Search the material for "this" and show all lines that contain it.

### Supplied records

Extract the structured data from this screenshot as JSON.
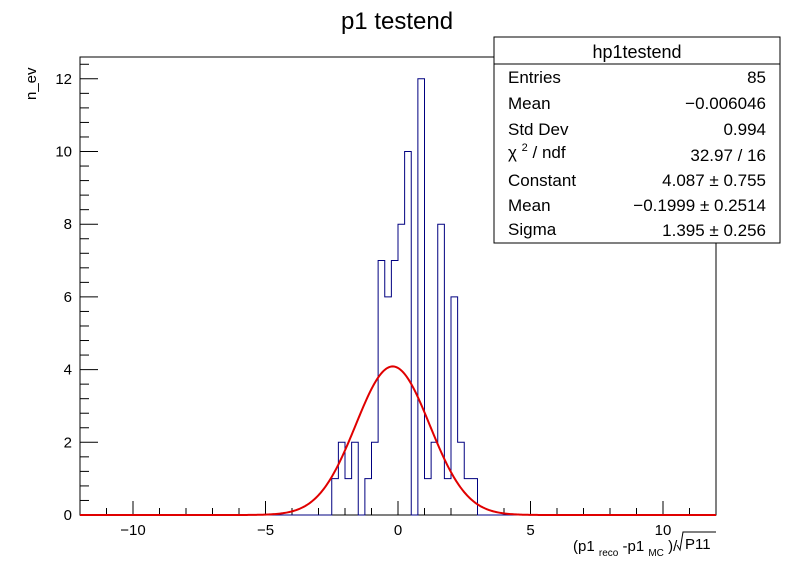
{
  "chart_data": {
    "type": "bar",
    "title": "p1 testend",
    "ylabel": "n_ev",
    "xlabel": {
      "base1": "(p1",
      "sub1": "reco",
      "base2": "-p1",
      "sub2": "MC",
      "base3": ")/",
      "sqrt_arg": "P11"
    },
    "xlim": [
      -12,
      12
    ],
    "ylim": [
      0,
      12.6
    ],
    "x_ticks": [
      -10,
      -5,
      0,
      5,
      10
    ],
    "y_ticks": [
      0,
      2,
      4,
      6,
      8,
      10,
      12
    ],
    "grid": false,
    "series": [
      {
        "kind": "histogram",
        "bin_width": 0.25,
        "bin_edges_start": -2.5,
        "counts": [
          1,
          2,
          1,
          2,
          0,
          1,
          2,
          7,
          6,
          7,
          8,
          10,
          0,
          12,
          1,
          2,
          8,
          1,
          6,
          2,
          1,
          1
        ],
        "color": "#000080"
      },
      {
        "kind": "gaussian_fit",
        "constant": 4.087,
        "mean": -0.1999,
        "sigma": 1.395,
        "color": "#e00000"
      }
    ],
    "legend": "top-right",
    "stats_box": {
      "title": "hp1testend",
      "rows": [
        {
          "label": "Entries",
          "value": "85"
        },
        {
          "label": "Mean",
          "value": "−0.006046"
        },
        {
          "label": "Std Dev",
          "value": "0.994"
        },
        {
          "label_chi": "χ",
          "label_sup": "2",
          "label_rest": " / ndf",
          "value": "32.97 / 16"
        },
        {
          "label": "Constant",
          "value": "4.087 ± 0.755"
        },
        {
          "label": "Mean",
          "value": "−0.1999 ± 0.2514"
        },
        {
          "label": "Sigma",
          "value": "1.395 ± 0.256"
        }
      ]
    }
  }
}
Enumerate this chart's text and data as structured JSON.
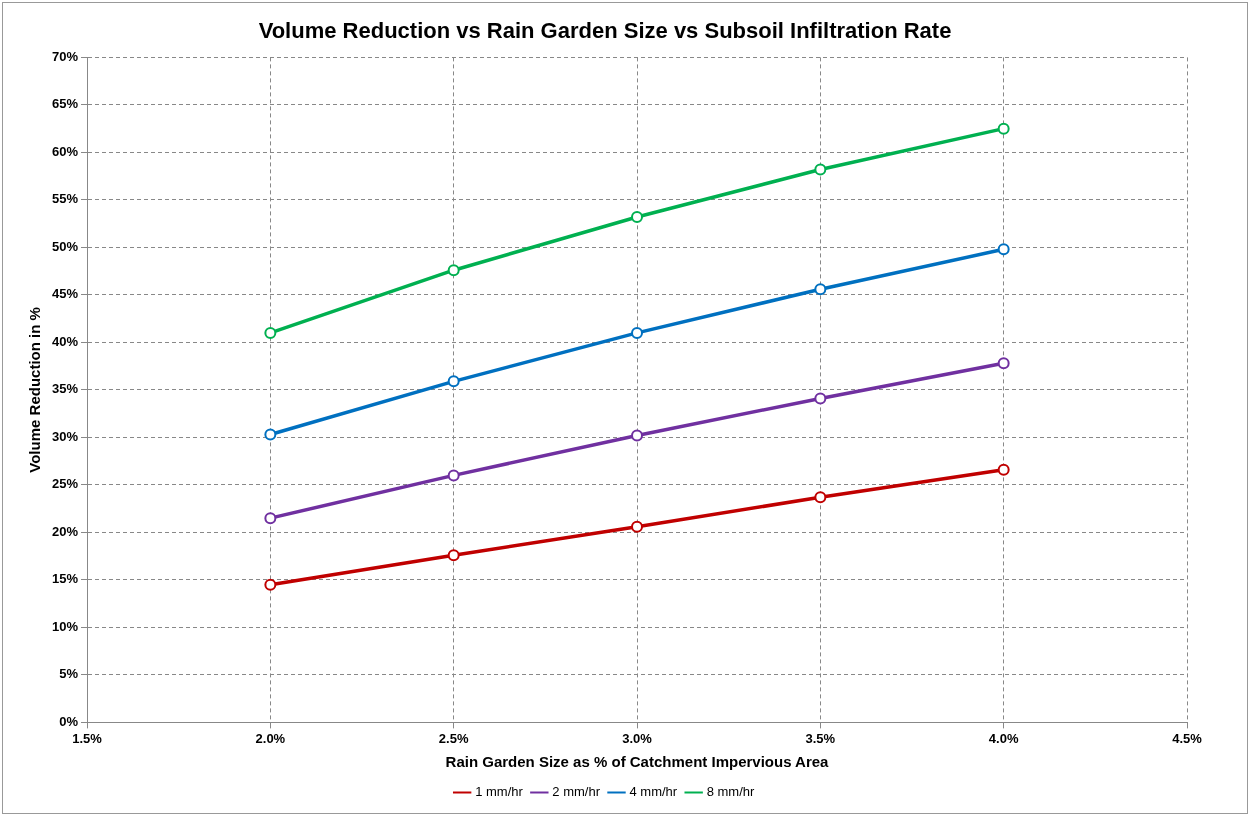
{
  "chart_data": {
    "type": "line",
    "title": "Volume Reduction vs Rain Garden Size vs Subsoil Infiltration Rate",
    "xlabel": "Rain Garden Size as % of Catchment Impervious Area",
    "ylabel": "Volume Reduction in %",
    "x": [
      2.0,
      2.5,
      3.0,
      3.5,
      4.0
    ],
    "series": [
      {
        "name": "1 mm/hr",
        "color": "#c00000",
        "values": [
          14.5,
          17.6,
          20.6,
          23.7,
          26.6
        ]
      },
      {
        "name": "2 mm/hr",
        "color": "#7030a0",
        "values": [
          21.5,
          26.0,
          30.2,
          34.1,
          37.8
        ]
      },
      {
        "name": "4 mm/hr",
        "color": "#0070c0",
        "values": [
          30.3,
          35.9,
          41.0,
          45.6,
          49.8
        ]
      },
      {
        "name": "8 mm/hr",
        "color": "#00b050",
        "values": [
          41.0,
          47.6,
          53.2,
          58.2,
          62.5
        ]
      }
    ],
    "xlim": [
      1.5,
      4.5
    ],
    "xticks": [
      {
        "value": 1.5,
        "label": "1.5%"
      },
      {
        "value": 2.0,
        "label": "2.0%"
      },
      {
        "value": 2.5,
        "label": "2.5%"
      },
      {
        "value": 3.0,
        "label": "3.0%"
      },
      {
        "value": 3.5,
        "label": "3.5%"
      },
      {
        "value": 4.0,
        "label": "4.0%"
      },
      {
        "value": 4.5,
        "label": "4.5%"
      }
    ],
    "ylim": [
      0,
      70
    ],
    "yticks": [
      {
        "value": 0,
        "label": "0%"
      },
      {
        "value": 5,
        "label": "5%"
      },
      {
        "value": 10,
        "label": "10%"
      },
      {
        "value": 15,
        "label": "15%"
      },
      {
        "value": 20,
        "label": "20%"
      },
      {
        "value": 25,
        "label": "25%"
      },
      {
        "value": 30,
        "label": "30%"
      },
      {
        "value": 35,
        "label": "35%"
      },
      {
        "value": 40,
        "label": "40%"
      },
      {
        "value": 45,
        "label": "45%"
      },
      {
        "value": 50,
        "label": "50%"
      },
      {
        "value": 55,
        "label": "55%"
      },
      {
        "value": 60,
        "label": "60%"
      },
      {
        "value": 65,
        "label": "65%"
      },
      {
        "value": 70,
        "label": "70%"
      }
    ],
    "grid": true,
    "legend": "bottom",
    "marker": "circle",
    "line_style": "solid"
  }
}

######

In response:
Extract the structured data from this screenshot as JSON.
Enumerate this chart's text and data as structured JSON.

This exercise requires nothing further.